Problem details:
Reproduce the listing below exactly, minus its pictures.

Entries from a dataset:
* * * * * * *

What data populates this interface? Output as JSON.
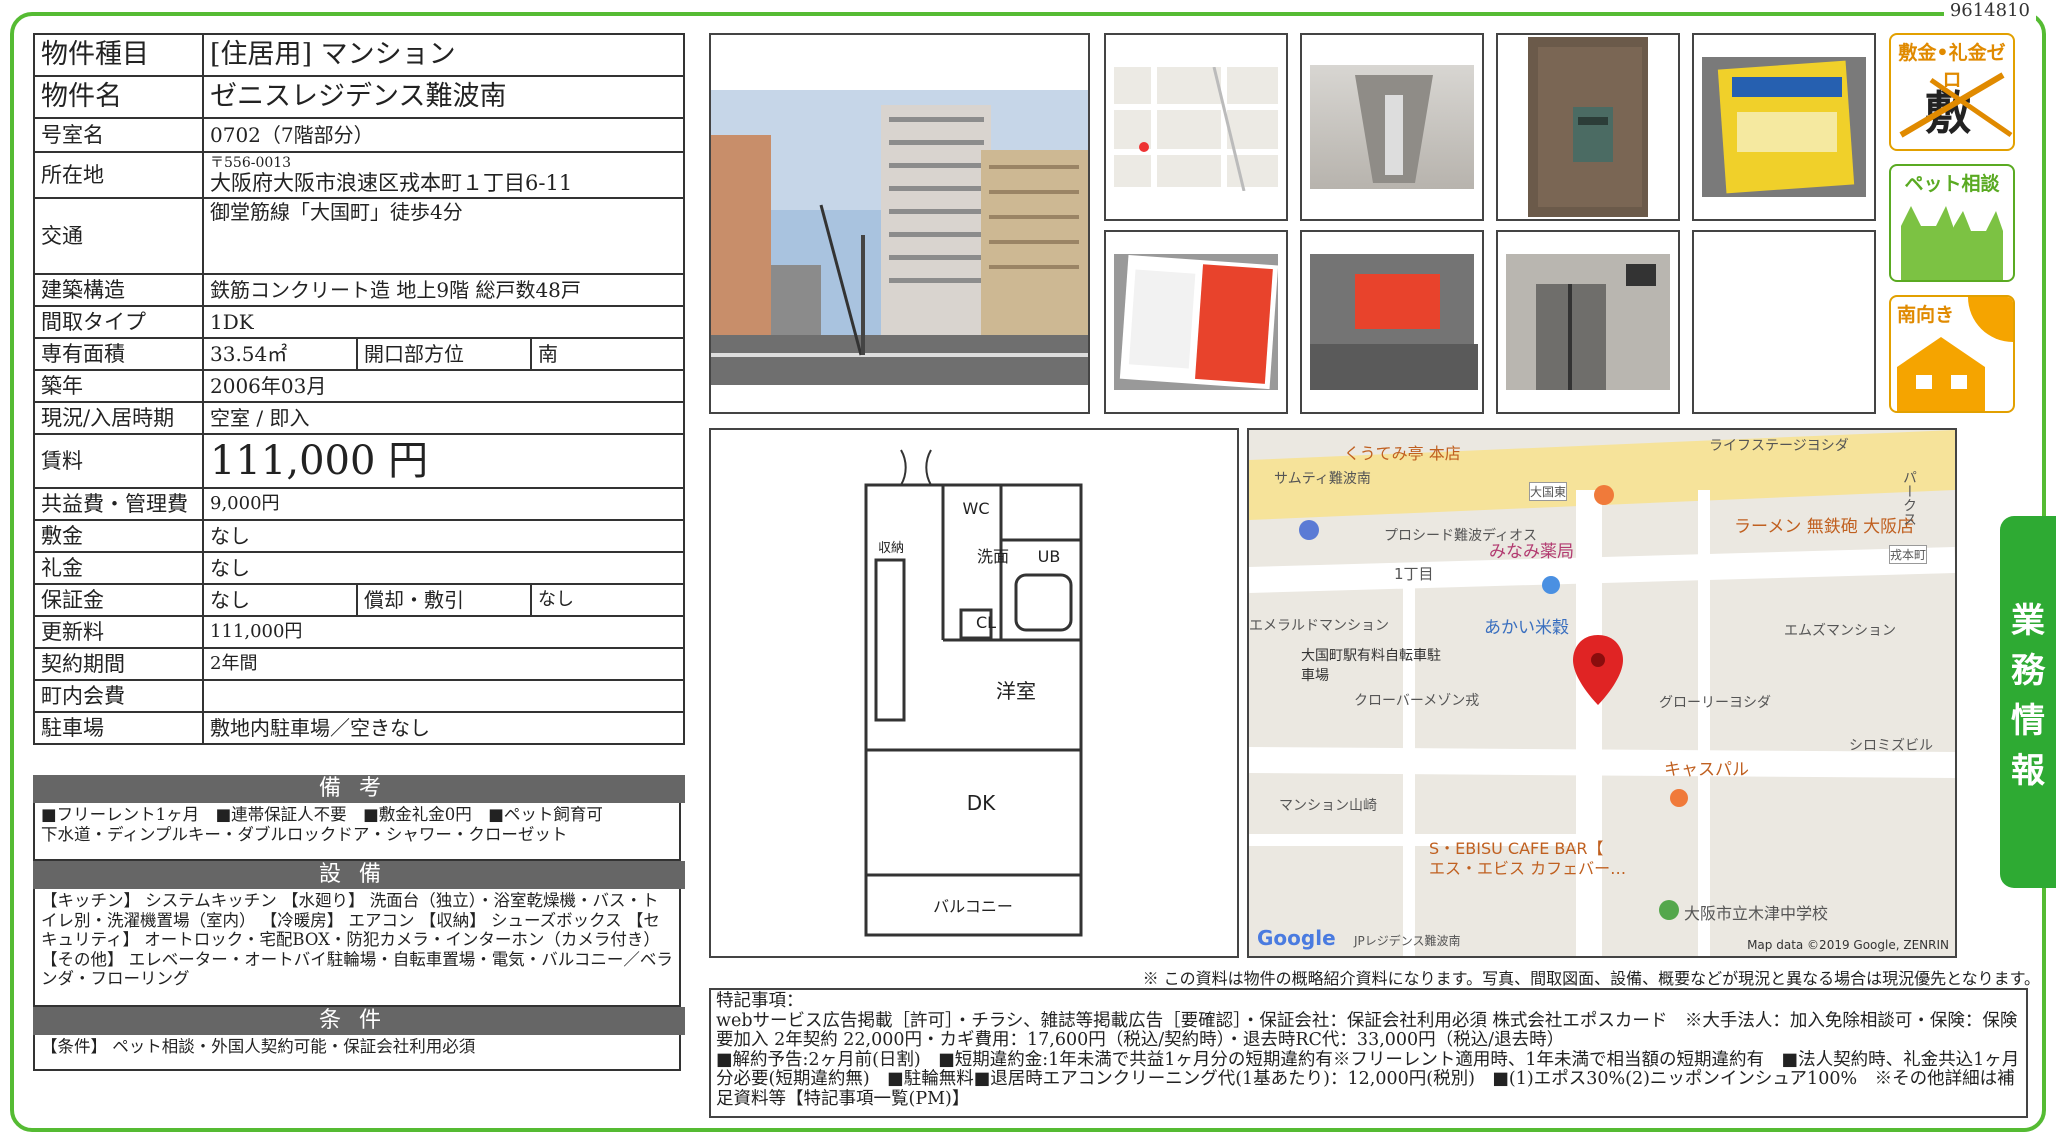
{
  "doc_id": "9614810",
  "property": {
    "type_label": "物件種目",
    "type_value": "[住居用] マンション",
    "name_label": "物件名",
    "name_value": "ゼニスレジデンス難波南",
    "room_label": "号室名",
    "room_value": "0702（7階部分）",
    "address_label": "所在地",
    "postal": "〒556-0013",
    "address": "大阪府大阪市浪速区戎本町１丁目6-11",
    "transport_label": "交通",
    "transport_value": "御堂筋線「大国町」徒歩4分",
    "structure_label": "建築構造",
    "structure_value": "鉄筋コンクリート造 地上9階 総戸数48戸",
    "layout_label": "間取タイプ",
    "layout_value": "1DK",
    "area_label": "専有面積",
    "area_value": "33.54㎡",
    "direction_label": "開口部方位",
    "direction_value": "南",
    "built_label": "築年",
    "built_value": "2006年03月",
    "status_label": "現況/入居時期",
    "status_value": "空室 / 即入",
    "rent_label": "賃料",
    "rent_value": "111,000 円",
    "fee_label": "共益費・管理費",
    "fee_value": "9,000円",
    "deposit_label": "敷金",
    "deposit_value": "なし",
    "keymoney_label": "礼金",
    "keymoney_value": "なし",
    "guarantee_label": "保証金",
    "guarantee_value": "なし",
    "amort_label": "償却・敷引",
    "amort_value": "なし",
    "renewal_label": "更新料",
    "renewal_value": "111,000円",
    "contract_label": "契約期間",
    "contract_value": "2年間",
    "town_label": "町内会費",
    "town_value": "",
    "parking_label": "駐車場",
    "parking_value": "敷地内駐車場／空きなし"
  },
  "sections": {
    "remarks_title": "備考",
    "remarks_text": "■フリーレント1ヶ月　■連帯保証人不要　■敷金礼金0円　■ペット飼育可\n下水道・ディンプルキー・ダブルロックドア・シャワー・クローゼット",
    "equipment_title": "設備",
    "equipment_text": "【キッチン】 システムキッチン 【水廻り】 洗面台（独立）・浴室乾燥機・バス・トイレ別・洗濯機置場（室内） 【冷暖房】 エアコン 【収納】 シューズボックス 【セキュリティ】 オートロック・宅配BOX・防犯カメラ・インターホン（カメラ付き） 【その他】 エレベーター・オートバイ駐輪場・自転車置場・電気・バルコニー／ベランダ・フローリング",
    "conditions_title": "条件",
    "conditions_text": "【条件】 ペット相談・外国人契約可能・保証会社利用必須"
  },
  "badges": {
    "zero": "敷金•礼金ゼロ",
    "zero_cross": "敷 礼",
    "pet": "ペット相談",
    "south": "南向き"
  },
  "side_tab": "業務情報",
  "floorplan": {
    "labels": [
      "洗面",
      "UB",
      "CL",
      "洋室",
      "DK",
      "バルコニー",
      "収納",
      "WC"
    ]
  },
  "map": {
    "labels": [
      "くうてみ亭 本店",
      "サムティ難波南",
      "大国東",
      "ライフステージヨシダ",
      "ラーメン 無鉄砲 大阪店",
      "プロシード難波ディオス",
      "みなみ薬局",
      "戎本町",
      "1丁目",
      "あかい米穀",
      "エメラルドマンション",
      "大国町駅有料自転車駐車場",
      "クローバーメゾン戎",
      "エムズマンション",
      "グローリーヨシダ",
      "キャスパル",
      "シロミズビル",
      "マンション山崎",
      "S・EBISU CAFE BAR【",
      "エス・エビス カフェバー…",
      "大阪市立木津中学校",
      "JPレジデンス難波南",
      "パークス"
    ],
    "copyright": "Map data ©2019 Google, ZENRIN",
    "logo": "Google"
  },
  "disclaimer": "※ この資料は物件の概略紹介資料になります。写真、間取図面、設備、概要などが現況と異なる場合は現況優先となります。",
  "special": {
    "title": "特記事項：",
    "line1": "webサービス広告掲載［許可］・チラシ、雑誌等掲載広告［要確認］・保証会社：保証会社利用必須 株式会社エポスカード　※大手法人：加入免除相談可・保険：保険要加入 2年契約 22,000円・カギ費用：17,600円（税込/契約時）・退去時RC代：33,000円（税込/退去時）",
    "line2": "■解約予告:2ヶ月前(日割)　■短期違約金:1年未満で共益1ヶ月分の短期違約有※フリーレント適用時、1年未満で相当額の短期違約有　■法人契約時、礼金共込1ヶ月分必要(短期違約無)　■駐輪無料■退居時エアコンクリーニング代(1基あたり)：12,000円(税別)　■(1)エポス30%(2)ニッポンインシュア100%　※その他詳細は補足資料等【特記事項一覧(PM)】"
  }
}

* * * * * * *

Response to the task:
What data populates this interface? Output as JSON.
{
  "doc_id": "9614810",
  "property": {
    "type_label": "物件種目",
    "type_value": "[住居用] マンション",
    "name_label": "物件名",
    "name_value": "ゼニスレジデンス難波南",
    "room_label": "号室名",
    "room_value": "0702（7階部分）",
    "address_label": "所在地",
    "postal": "〒556-0013",
    "address": "大阪府大阪市浪速区戎本町１丁目6-11",
    "transport_label": "交通",
    "transport_value": "御堂筋線「大国町」徒歩4分",
    "structure_label": "建築構造",
    "structure_value": "鉄筋コンクリート造 地上9階 総戸数48戸",
    "layout_label": "間取タイプ",
    "layout_value": "1DK",
    "area_label": "専有面積",
    "area_value": "33.54㎡",
    "direction_label": "開口部方位",
    "direction_value": "南",
    "built_label": "築年",
    "built_value": "2006年03月",
    "status_label": "現況/入居時期",
    "status_value": "空室 / 即入",
    "rent_label": "賃料",
    "rent_value": "111,000 円",
    "fee_label": "共益費・管理費",
    "fee_value": "9,000円",
    "deposit_label": "敷金",
    "deposit_value": "なし",
    "keymoney_label": "礼金",
    "keymoney_value": "なし",
    "guarantee_label": "保証金",
    "guarantee_value": "なし",
    "amort_label": "償却・敷引",
    "amort_value": "なし",
    "renewal_label": "更新料",
    "renewal_value": "111,000円",
    "contract_label": "契約期間",
    "contract_value": "2年間",
    "town_label": "町内会費",
    "town_value": "",
    "parking_label": "駐車場",
    "parking_value": "敷地内駐車場／空きなし"
  },
  "sections": {
    "remarks_title": "備考",
    "remarks_text": "■フリーレント1ヶ月　■連帯保証人不要　■敷金礼金0円　■ペット飼育可\n下水道・ディンプルキー・ダブルロックドア・シャワー・クローゼット",
    "equipment_title": "設備",
    "equipment_text": "【キッチン】 システムキッチン 【水廻り】 洗面台（独立）・浴室乾燥機・バス・トイレ別・洗濯機置場（室内） 【冷暖房】 エアコン 【収納】 シューズボックス 【セキュリティ】 オートロック・宅配BOX・防犯カメラ・インターホン（カメラ付き） 【その他】 エレベーター・オートバイ駐輪場・自転車置場・電気・バルコニー／ベランダ・フローリング",
    "conditions_title": "条件",
    "conditions_text": "【条件】 ペット相談・外国人契約可能・保証会社利用必須"
  },
  "badges": {
    "zero": "敷金•礼金ゼロ",
    "zero_cross": "敷 礼",
    "pet": "ペット相談",
    "south": "南向き"
  },
  "side_tab": "業務情報",
  "floorplan": {
    "labels": [
      "洗面",
      "UB",
      "CL",
      "洋室",
      "DK",
      "バルコニー",
      "収納",
      "WC"
    ]
  },
  "map": {
    "labels": [
      "くうてみ亭 本店",
      "サムティ難波南",
      "大国東",
      "ライフステージヨシダ",
      "ラーメン 無鉄砲 大阪店",
      "プロシード難波ディオス",
      "みなみ薬局",
      "戎本町",
      "1丁目",
      "あかい米穀",
      "エメラルドマンション",
      "大国町駅有料自転車駐車場",
      "クローバーメゾン戎",
      "エムズマンション",
      "グローリーヨシダ",
      "キャスパル",
      "シロミズビル",
      "マンション山崎",
      "S・EBISU CAFE BAR【",
      "エス・エビス カフェバー…",
      "大阪市立木津中学校",
      "JPレジデンス難波南",
      "パークス"
    ],
    "copyright": "Map data ©2019 Google, ZENRIN",
    "logo": "Google"
  },
  "disclaimer": "※ この資料は物件の概略紹介資料になります。写真、間取図面、設備、概要などが現況と異なる場合は現況優先となります。",
  "special": {
    "title": "特記事項：",
    "line1": "webサービス広告掲載［許可］・チラシ、雑誌等掲載広告［要確認］・保証会社：保証会社利用必須 株式会社エポスカード　※大手法人：加入免除相談可・保険：保険要加入 2年契約 22,000円・カギ費用：17,600円（税込/契約時）・退去時RC代：33,000円（税込/退去時）",
    "line2": "■解約予告:2ヶ月前(日割)　■短期違約金:1年未満で共益1ヶ月分の短期違約有※フリーレント適用時、1年未満で相当額の短期違約有　■法人契約時、礼金共込1ヶ月分必要(短期違約無)　■駐輪無料■退居時エアコンクリーニング代(1基あたり)：12,000円(税別)　■(1)エポス30%(2)ニッポンインシュア100%　※その他詳細は補足資料等【特記事項一覧(PM)】"
  }
}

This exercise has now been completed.